__GIVEN REQUEST__
Repeat the whole listing exactly as written.

━━━━━ PROVIDED DATA ━━━━━

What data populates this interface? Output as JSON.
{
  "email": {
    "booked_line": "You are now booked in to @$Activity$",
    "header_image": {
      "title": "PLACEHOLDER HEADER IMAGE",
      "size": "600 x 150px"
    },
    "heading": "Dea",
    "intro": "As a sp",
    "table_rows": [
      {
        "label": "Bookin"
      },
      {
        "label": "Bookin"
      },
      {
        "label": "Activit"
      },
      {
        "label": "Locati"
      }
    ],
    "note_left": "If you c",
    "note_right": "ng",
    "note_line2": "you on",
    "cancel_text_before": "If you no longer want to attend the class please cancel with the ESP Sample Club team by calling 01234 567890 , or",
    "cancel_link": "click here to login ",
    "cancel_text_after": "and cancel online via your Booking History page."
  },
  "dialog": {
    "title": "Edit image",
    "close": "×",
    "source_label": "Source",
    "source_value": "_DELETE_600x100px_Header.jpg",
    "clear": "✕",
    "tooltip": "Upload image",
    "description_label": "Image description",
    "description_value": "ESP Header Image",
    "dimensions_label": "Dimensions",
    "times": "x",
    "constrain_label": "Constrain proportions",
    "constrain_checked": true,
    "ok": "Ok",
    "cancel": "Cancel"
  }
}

━━━━━

__WORKED ANSWER__
What data populates this interface? Output as JSON.
{
  "email": {
    "booked_line": "You are now booked in to @$Activity$",
    "header_image": {
      "title": "PLACEHOLDER HEADER IMAGE",
      "size": "600 x 150px"
    },
    "heading": "Dea",
    "intro": "As a sp",
    "table_rows": [
      {
        "label": "Bookin"
      },
      {
        "label": "Bookin"
      },
      {
        "label": "Activit"
      },
      {
        "label": "Locati"
      }
    ],
    "note_left": "If you c",
    "note_right": "ng",
    "note_line2": "you on",
    "cancel_text_before": "If you no longer want to attend the class please cancel with the ESP Sample Club team by calling 01234 567890 , or",
    "cancel_link": "click here to login ",
    "cancel_text_after": "and cancel online via your Booking History page."
  },
  "dialog": {
    "title": "Edit image",
    "close": "×",
    "source_label": "Source",
    "source_value": "_DELETE_600x100px_Header.jpg",
    "clear": "✕",
    "tooltip": "Upload image",
    "description_label": "Image description",
    "description_value": "ESP Header Image",
    "dimensions_label": "Dimensions",
    "times": "x",
    "constrain_label": "Constrain proportions",
    "constrain_checked": true,
    "ok": "Ok",
    "cancel": "Cancel"
  }
}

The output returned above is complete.